**Exercise brief**
Filter these entries so that only lines with the word "JSON" remain.

**Material**
⟨

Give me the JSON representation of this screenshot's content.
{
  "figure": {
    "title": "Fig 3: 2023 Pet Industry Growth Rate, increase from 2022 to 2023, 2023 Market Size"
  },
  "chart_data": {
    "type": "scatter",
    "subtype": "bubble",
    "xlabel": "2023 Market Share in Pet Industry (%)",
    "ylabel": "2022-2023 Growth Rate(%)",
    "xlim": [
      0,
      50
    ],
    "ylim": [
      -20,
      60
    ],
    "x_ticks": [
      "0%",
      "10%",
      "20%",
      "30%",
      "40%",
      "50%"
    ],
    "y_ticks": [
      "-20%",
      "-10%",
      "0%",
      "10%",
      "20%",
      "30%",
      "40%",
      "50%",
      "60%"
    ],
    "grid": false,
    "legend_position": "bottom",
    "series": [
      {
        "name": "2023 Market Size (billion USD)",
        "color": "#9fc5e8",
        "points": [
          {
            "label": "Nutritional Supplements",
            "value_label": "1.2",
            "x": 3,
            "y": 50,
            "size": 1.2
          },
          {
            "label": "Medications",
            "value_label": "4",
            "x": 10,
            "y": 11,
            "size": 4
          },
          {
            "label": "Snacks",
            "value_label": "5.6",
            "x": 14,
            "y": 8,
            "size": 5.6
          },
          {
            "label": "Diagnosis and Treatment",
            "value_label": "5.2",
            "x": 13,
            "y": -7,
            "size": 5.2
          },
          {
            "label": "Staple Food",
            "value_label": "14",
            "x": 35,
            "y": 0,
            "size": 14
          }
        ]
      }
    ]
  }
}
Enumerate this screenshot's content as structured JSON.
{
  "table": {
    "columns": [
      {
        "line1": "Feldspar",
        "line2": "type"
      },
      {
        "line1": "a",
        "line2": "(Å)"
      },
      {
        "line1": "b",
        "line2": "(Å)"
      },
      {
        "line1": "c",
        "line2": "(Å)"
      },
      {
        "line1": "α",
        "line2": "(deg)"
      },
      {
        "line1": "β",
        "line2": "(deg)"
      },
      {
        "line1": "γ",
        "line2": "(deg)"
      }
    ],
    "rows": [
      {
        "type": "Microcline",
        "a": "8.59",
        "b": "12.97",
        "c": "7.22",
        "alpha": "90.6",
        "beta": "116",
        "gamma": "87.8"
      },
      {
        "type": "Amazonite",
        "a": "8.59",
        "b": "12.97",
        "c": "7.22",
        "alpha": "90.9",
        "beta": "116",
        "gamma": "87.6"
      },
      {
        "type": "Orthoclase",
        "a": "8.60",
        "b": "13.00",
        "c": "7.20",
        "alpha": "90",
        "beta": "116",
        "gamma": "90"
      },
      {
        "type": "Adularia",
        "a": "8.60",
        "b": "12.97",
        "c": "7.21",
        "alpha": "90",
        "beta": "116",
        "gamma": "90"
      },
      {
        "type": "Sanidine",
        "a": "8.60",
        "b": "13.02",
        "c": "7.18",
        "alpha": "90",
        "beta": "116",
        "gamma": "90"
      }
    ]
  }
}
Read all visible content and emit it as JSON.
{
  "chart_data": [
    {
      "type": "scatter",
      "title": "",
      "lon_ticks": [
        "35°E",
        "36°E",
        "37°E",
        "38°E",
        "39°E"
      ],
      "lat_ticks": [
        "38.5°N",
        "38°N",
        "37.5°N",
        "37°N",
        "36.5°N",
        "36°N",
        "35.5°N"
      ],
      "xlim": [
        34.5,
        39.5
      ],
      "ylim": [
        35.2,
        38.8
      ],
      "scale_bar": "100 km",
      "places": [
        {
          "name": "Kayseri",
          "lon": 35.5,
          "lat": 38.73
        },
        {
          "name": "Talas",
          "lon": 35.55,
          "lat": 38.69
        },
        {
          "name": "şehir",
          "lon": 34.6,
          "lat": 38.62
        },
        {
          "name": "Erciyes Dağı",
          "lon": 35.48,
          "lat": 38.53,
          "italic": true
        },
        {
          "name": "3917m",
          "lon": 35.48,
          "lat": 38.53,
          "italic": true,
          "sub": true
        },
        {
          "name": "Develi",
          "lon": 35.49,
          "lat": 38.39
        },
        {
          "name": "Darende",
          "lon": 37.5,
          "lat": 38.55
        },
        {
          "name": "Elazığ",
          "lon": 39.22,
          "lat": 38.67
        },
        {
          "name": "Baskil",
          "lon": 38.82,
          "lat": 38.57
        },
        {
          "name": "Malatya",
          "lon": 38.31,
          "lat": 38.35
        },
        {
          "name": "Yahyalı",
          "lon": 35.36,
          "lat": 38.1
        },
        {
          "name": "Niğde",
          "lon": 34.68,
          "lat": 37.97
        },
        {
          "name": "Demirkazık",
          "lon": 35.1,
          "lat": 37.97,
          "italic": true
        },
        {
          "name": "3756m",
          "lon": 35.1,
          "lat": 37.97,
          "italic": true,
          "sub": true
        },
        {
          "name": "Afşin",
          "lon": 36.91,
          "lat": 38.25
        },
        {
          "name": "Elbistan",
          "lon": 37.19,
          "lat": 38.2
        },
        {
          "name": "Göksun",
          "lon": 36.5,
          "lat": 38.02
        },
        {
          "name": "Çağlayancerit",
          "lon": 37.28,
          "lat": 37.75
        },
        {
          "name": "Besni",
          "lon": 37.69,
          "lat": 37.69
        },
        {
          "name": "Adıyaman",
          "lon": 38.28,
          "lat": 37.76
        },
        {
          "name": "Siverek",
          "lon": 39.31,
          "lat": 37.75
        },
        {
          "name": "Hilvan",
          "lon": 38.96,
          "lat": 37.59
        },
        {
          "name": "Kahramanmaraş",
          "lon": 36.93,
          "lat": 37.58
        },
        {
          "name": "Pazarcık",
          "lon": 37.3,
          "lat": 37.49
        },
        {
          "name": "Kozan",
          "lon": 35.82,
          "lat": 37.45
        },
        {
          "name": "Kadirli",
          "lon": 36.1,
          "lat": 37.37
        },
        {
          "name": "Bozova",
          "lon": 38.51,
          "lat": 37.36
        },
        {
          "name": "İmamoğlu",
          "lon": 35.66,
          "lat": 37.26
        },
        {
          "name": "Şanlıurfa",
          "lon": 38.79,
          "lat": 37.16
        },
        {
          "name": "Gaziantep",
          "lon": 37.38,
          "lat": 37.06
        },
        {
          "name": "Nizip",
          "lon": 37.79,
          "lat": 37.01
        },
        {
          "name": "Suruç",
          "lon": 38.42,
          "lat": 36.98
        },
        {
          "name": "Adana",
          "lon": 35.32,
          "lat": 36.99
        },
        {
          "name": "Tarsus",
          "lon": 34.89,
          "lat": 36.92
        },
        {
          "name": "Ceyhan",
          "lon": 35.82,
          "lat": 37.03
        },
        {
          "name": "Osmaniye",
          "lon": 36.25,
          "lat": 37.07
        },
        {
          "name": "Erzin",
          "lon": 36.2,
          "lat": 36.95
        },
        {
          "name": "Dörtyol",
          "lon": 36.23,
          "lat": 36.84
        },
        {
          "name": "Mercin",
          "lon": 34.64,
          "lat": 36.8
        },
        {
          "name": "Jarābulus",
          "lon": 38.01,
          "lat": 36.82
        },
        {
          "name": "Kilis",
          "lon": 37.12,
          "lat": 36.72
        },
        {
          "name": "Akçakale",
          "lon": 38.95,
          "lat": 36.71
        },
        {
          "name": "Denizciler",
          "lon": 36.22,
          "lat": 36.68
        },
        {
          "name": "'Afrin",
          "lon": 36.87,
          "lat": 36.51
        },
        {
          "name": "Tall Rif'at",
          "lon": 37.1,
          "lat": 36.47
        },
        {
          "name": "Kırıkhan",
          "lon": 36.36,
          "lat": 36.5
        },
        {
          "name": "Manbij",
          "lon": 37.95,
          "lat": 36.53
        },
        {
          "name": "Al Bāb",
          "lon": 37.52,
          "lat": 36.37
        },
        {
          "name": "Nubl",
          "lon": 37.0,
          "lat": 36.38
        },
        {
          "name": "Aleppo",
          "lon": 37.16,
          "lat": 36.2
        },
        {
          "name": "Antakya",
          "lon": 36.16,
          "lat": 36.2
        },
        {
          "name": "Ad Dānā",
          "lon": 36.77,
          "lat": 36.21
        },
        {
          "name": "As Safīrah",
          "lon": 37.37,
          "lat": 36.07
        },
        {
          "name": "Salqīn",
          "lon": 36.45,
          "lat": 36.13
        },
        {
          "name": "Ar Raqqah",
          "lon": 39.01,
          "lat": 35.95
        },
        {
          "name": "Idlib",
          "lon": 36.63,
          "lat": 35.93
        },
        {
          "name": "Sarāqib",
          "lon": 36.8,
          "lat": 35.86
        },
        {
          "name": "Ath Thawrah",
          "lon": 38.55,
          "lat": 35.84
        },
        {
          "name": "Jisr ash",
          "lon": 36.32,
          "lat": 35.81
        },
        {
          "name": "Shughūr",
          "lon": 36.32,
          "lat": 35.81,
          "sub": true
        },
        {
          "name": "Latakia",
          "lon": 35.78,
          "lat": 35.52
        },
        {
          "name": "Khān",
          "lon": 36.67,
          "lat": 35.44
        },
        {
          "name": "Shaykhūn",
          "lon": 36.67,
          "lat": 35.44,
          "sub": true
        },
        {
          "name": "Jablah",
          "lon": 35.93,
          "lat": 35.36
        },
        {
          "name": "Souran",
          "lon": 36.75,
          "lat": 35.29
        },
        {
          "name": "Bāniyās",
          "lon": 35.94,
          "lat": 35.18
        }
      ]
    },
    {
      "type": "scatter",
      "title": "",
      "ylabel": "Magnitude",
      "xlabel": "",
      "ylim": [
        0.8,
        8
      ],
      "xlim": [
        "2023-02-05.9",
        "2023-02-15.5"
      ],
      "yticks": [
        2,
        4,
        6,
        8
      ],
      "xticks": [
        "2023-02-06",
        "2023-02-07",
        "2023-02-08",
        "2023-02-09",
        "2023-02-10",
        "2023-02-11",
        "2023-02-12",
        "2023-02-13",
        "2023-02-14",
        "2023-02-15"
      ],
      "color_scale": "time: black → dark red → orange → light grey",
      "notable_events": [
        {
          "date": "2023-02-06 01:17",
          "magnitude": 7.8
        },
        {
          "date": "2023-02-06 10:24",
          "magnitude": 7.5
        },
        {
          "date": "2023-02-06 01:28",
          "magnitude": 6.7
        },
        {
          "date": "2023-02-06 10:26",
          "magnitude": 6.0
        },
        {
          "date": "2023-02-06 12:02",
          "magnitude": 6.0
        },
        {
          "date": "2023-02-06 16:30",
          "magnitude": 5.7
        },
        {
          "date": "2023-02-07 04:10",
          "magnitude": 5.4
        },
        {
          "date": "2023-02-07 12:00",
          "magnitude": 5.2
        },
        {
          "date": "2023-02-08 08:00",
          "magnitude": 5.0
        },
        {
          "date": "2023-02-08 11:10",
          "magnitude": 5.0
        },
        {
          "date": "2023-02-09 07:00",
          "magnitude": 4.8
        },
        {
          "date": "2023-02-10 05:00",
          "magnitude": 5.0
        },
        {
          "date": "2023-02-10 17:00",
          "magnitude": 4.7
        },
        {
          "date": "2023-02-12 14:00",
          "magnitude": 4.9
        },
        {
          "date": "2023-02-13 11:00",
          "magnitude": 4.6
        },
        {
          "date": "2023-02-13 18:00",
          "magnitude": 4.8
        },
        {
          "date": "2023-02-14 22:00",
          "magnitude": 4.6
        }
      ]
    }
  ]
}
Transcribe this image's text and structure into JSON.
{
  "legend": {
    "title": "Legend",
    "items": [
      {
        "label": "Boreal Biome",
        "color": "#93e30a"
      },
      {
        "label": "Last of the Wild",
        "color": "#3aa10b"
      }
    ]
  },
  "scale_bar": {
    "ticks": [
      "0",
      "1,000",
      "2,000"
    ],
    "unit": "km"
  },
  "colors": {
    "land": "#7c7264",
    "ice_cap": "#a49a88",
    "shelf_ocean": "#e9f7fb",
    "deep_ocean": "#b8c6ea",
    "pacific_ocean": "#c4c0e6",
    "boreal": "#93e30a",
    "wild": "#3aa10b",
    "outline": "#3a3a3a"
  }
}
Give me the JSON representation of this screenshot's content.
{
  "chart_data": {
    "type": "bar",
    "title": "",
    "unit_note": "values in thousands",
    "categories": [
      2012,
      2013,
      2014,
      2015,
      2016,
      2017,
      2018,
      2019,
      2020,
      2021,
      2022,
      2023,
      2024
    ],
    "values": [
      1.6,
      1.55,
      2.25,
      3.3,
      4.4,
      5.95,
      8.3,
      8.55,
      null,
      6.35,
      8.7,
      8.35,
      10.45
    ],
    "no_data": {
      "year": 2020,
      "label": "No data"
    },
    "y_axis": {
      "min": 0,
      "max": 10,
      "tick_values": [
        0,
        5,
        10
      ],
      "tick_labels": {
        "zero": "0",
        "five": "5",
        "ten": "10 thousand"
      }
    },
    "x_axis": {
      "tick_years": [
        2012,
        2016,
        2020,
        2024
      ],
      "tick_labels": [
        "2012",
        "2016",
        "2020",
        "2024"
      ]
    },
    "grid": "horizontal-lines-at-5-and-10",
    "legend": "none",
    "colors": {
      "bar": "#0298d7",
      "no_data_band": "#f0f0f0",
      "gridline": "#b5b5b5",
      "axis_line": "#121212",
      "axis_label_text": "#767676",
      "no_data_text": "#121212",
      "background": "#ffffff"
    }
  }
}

⟩

**Response below**
Give me the JSON representation of this screenshot's content.
Enumerate this screenshot's content as structured JSON.
Read all visible content and emit it as JSON.
Transcribe this image's text and structure into JSON.
Give me the JSON representation of this screenshot's content.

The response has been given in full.